### GIVEN EXERCISE
Your task is to transcribe the data in full.

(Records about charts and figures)

══════════════════════════════

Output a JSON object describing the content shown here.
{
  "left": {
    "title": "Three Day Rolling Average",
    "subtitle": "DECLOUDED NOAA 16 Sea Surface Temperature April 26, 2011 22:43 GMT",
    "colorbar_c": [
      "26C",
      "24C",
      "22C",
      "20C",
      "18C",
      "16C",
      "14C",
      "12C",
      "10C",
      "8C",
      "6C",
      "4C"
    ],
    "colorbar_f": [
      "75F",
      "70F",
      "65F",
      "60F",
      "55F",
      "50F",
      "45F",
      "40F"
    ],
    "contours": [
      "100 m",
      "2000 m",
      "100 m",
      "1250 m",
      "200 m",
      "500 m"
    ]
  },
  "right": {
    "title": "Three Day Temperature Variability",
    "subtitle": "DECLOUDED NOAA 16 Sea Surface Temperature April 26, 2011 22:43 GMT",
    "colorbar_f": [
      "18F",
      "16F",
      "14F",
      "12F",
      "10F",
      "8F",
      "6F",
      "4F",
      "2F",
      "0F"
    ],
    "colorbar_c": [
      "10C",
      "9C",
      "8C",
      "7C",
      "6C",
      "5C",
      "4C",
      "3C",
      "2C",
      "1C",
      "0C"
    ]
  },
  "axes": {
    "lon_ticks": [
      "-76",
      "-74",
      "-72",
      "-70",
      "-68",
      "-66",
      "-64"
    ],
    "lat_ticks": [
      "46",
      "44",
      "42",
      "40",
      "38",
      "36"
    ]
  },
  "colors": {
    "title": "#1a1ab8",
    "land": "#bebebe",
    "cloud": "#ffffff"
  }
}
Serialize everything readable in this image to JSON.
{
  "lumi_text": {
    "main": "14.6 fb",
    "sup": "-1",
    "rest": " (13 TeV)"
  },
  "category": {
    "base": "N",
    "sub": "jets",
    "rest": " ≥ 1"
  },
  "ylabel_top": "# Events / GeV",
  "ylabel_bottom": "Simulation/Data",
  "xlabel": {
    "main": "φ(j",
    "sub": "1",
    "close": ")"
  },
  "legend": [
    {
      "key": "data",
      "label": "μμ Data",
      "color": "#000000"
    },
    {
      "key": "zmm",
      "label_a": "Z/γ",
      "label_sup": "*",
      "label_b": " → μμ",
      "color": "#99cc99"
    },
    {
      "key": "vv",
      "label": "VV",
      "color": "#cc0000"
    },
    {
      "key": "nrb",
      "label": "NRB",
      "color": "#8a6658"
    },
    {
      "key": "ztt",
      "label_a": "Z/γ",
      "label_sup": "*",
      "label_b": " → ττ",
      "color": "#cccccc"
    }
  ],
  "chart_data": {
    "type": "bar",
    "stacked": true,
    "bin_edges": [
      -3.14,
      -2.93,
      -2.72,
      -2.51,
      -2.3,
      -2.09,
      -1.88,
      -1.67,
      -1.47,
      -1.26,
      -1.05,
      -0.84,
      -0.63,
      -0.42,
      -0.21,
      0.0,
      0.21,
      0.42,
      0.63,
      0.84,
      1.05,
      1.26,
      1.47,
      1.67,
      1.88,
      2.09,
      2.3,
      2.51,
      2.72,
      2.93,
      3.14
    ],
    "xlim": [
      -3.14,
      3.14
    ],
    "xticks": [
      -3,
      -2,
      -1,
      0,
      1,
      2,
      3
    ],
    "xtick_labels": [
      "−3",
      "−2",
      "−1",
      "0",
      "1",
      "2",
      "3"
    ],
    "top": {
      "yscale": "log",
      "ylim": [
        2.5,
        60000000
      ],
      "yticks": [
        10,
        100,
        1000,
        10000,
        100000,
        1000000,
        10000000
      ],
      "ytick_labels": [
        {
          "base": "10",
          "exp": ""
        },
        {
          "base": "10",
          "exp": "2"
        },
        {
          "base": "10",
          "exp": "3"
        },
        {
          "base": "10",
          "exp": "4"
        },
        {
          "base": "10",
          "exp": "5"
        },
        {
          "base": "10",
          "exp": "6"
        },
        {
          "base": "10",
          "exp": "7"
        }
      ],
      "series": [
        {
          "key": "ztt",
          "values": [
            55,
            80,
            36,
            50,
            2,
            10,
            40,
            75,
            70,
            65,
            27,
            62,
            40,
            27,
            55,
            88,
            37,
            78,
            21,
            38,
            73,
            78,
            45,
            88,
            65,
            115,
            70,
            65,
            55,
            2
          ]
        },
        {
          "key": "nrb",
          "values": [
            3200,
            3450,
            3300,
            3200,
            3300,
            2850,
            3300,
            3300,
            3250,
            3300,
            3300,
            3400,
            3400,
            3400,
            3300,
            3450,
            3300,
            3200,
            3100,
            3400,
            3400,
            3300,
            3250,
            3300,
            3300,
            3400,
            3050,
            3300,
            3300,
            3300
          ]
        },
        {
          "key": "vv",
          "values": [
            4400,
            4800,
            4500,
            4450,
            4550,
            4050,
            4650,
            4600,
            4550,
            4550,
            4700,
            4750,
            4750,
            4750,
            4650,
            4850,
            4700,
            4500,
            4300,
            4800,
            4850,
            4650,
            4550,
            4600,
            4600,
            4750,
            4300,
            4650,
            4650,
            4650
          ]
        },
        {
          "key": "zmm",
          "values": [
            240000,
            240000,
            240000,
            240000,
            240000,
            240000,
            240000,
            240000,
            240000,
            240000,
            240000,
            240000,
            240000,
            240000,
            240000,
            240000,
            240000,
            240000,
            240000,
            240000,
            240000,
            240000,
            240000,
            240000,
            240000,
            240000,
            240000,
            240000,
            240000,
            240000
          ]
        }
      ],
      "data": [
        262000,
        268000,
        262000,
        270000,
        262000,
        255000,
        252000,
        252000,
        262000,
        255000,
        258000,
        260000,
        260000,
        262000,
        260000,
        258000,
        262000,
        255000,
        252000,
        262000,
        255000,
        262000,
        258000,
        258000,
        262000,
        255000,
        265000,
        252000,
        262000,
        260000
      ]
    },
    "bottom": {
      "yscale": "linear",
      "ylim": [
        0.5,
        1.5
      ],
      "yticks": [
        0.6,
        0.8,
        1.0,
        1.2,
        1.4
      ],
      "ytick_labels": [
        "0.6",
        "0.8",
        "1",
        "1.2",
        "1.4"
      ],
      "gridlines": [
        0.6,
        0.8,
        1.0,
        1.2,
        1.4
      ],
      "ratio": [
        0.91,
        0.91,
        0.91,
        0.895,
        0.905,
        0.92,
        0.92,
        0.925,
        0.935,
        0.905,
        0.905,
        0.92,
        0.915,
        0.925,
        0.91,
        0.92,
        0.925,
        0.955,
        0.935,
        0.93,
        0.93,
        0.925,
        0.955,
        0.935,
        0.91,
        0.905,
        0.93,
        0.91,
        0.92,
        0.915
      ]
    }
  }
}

══════════════════════════════

### TASK SOLUTION
Output a JSON object describing the content shown here.
{
  "left": {
    "title": "Three Day Rolling Average",
    "subtitle": "DECLOUDED NOAA 16 Sea Surface Temperature April 26, 2011 22:43 GMT",
    "colorbar_c": [
      "26C",
      "24C",
      "22C",
      "20C",
      "18C",
      "16C",
      "14C",
      "12C",
      "10C",
      "8C",
      "6C",
      "4C"
    ],
    "colorbar_f": [
      "75F",
      "70F",
      "65F",
      "60F",
      "55F",
      "50F",
      "45F",
      "40F"
    ],
    "contours": [
      "100 m",
      "2000 m",
      "100 m",
      "1250 m",
      "200 m",
      "500 m"
    ]
  },
  "right": {
    "title": "Three Day Temperature Variability",
    "subtitle": "DECLOUDED NOAA 16 Sea Surface Temperature April 26, 2011 22:43 GMT",
    "colorbar_f": [
      "18F",
      "16F",
      "14F",
      "12F",
      "10F",
      "8F",
      "6F",
      "4F",
      "2F",
      "0F"
    ],
    "colorbar_c": [
      "10C",
      "9C",
      "8C",
      "7C",
      "6C",
      "5C",
      "4C",
      "3C",
      "2C",
      "1C",
      "0C"
    ]
  },
  "axes": {
    "lon_ticks": [
      "-76",
      "-74",
      "-72",
      "-70",
      "-68",
      "-66",
      "-64"
    ],
    "lat_ticks": [
      "46",
      "44",
      "42",
      "40",
      "38",
      "36"
    ]
  },
  "colors": {
    "title": "#1a1ab8",
    "land": "#bebebe",
    "cloud": "#ffffff"
  }
}
Serialize everything readable in this image to JSON.
{
  "lumi_text": {
    "main": "14.6 fb",
    "sup": "-1",
    "rest": " (13 TeV)"
  },
  "category": {
    "base": "N",
    "sub": "jets",
    "rest": " ≥ 1"
  },
  "ylabel_top": "# Events / GeV",
  "ylabel_bottom": "Simulation/Data",
  "xlabel": {
    "main": "φ(j",
    "sub": "1",
    "close": ")"
  },
  "legend": [
    {
      "key": "data",
      "label": "μμ Data",
      "color": "#000000"
    },
    {
      "key": "zmm",
      "label_a": "Z/γ",
      "label_sup": "*",
      "label_b": " → μμ",
      "color": "#99cc99"
    },
    {
      "key": "vv",
      "label": "VV",
      "color": "#cc0000"
    },
    {
      "key": "nrb",
      "label": "NRB",
      "color": "#8a6658"
    },
    {
      "key": "ztt",
      "label_a": "Z/γ",
      "label_sup": "*",
      "label_b": " → ττ",
      "color": "#cccccc"
    }
  ],
  "chart_data": {
    "type": "bar",
    "stacked": true,
    "bin_edges": [
      -3.14,
      -2.93,
      -2.72,
      -2.51,
      -2.3,
      -2.09,
      -1.88,
      -1.67,
      -1.47,
      -1.26,
      -1.05,
      -0.84,
      -0.63,
      -0.42,
      -0.21,
      0.0,
      0.21,
      0.42,
      0.63,
      0.84,
      1.05,
      1.26,
      1.47,
      1.67,
      1.88,
      2.09,
      2.3,
      2.51,
      2.72,
      2.93,
      3.14
    ],
    "xlim": [
      -3.14,
      3.14
    ],
    "xticks": [
      -3,
      -2,
      -1,
      0,
      1,
      2,
      3
    ],
    "xtick_labels": [
      "−3",
      "−2",
      "−1",
      "0",
      "1",
      "2",
      "3"
    ],
    "top": {
      "yscale": "log",
      "ylim": [
        2.5,
        60000000
      ],
      "yticks": [
        10,
        100,
        1000,
        10000,
        100000,
        1000000,
        10000000
      ],
      "ytick_labels": [
        {
          "base": "10",
          "exp": ""
        },
        {
          "base": "10",
          "exp": "2"
        },
        {
          "base": "10",
          "exp": "3"
        },
        {
          "base": "10",
          "exp": "4"
        },
        {
          "base": "10",
          "exp": "5"
        },
        {
          "base": "10",
          "exp": "6"
        },
        {
          "base": "10",
          "exp": "7"
        }
      ],
      "series": [
        {
          "key": "ztt",
          "values": [
            55,
            80,
            36,
            50,
            2,
            10,
            40,
            75,
            70,
            65,
            27,
            62,
            40,
            27,
            55,
            88,
            37,
            78,
            21,
            38,
            73,
            78,
            45,
            88,
            65,
            115,
            70,
            65,
            55,
            2
          ]
        },
        {
          "key": "nrb",
          "values": [
            3200,
            3450,
            3300,
            3200,
            3300,
            2850,
            3300,
            3300,
            3250,
            3300,
            3300,
            3400,
            3400,
            3400,
            3300,
            3450,
            3300,
            3200,
            3100,
            3400,
            3400,
            3300,
            3250,
            3300,
            3300,
            3400,
            3050,
            3300,
            3300,
            3300
          ]
        },
        {
          "key": "vv",
          "values": [
            4400,
            4800,
            4500,
            4450,
            4550,
            4050,
            4650,
            4600,
            4550,
            4550,
            4700,
            4750,
            4750,
            4750,
            4650,
            4850,
            4700,
            4500,
            4300,
            4800,
            4850,
            4650,
            4550,
            4600,
            4600,
            4750,
            4300,
            4650,
            4650,
            4650
          ]
        },
        {
          "key": "zmm",
          "values": [
            240000,
            240000,
            240000,
            240000,
            240000,
            240000,
            240000,
            240000,
            240000,
            240000,
            240000,
            240000,
            240000,
            240000,
            240000,
            240000,
            240000,
            240000,
            240000,
            240000,
            240000,
            240000,
            240000,
            240000,
            240000,
            240000,
            240000,
            240000,
            240000,
            240000
          ]
        }
      ],
      "data": [
        262000,
        268000,
        262000,
        270000,
        262000,
        255000,
        252000,
        252000,
        262000,
        255000,
        258000,
        260000,
        260000,
        262000,
        260000,
        258000,
        262000,
        255000,
        252000,
        262000,
        255000,
        262000,
        258000,
        258000,
        262000,
        255000,
        265000,
        252000,
        262000,
        260000
      ]
    },
    "bottom": {
      "yscale": "linear",
      "ylim": [
        0.5,
        1.5
      ],
      "yticks": [
        0.6,
        0.8,
        1.0,
        1.2,
        1.4
      ],
      "ytick_labels": [
        "0.6",
        "0.8",
        "1",
        "1.2",
        "1.4"
      ],
      "gridlines": [
        0.6,
        0.8,
        1.0,
        1.2,
        1.4
      ],
      "ratio": [
        0.91,
        0.91,
        0.91,
        0.895,
        0.905,
        0.92,
        0.92,
        0.925,
        0.935,
        0.905,
        0.905,
        0.92,
        0.915,
        0.925,
        0.91,
        0.92,
        0.925,
        0.955,
        0.935,
        0.93,
        0.93,
        0.925,
        0.955,
        0.935,
        0.91,
        0.905,
        0.93,
        0.91,
        0.92,
        0.915
      ]
    }
  }
}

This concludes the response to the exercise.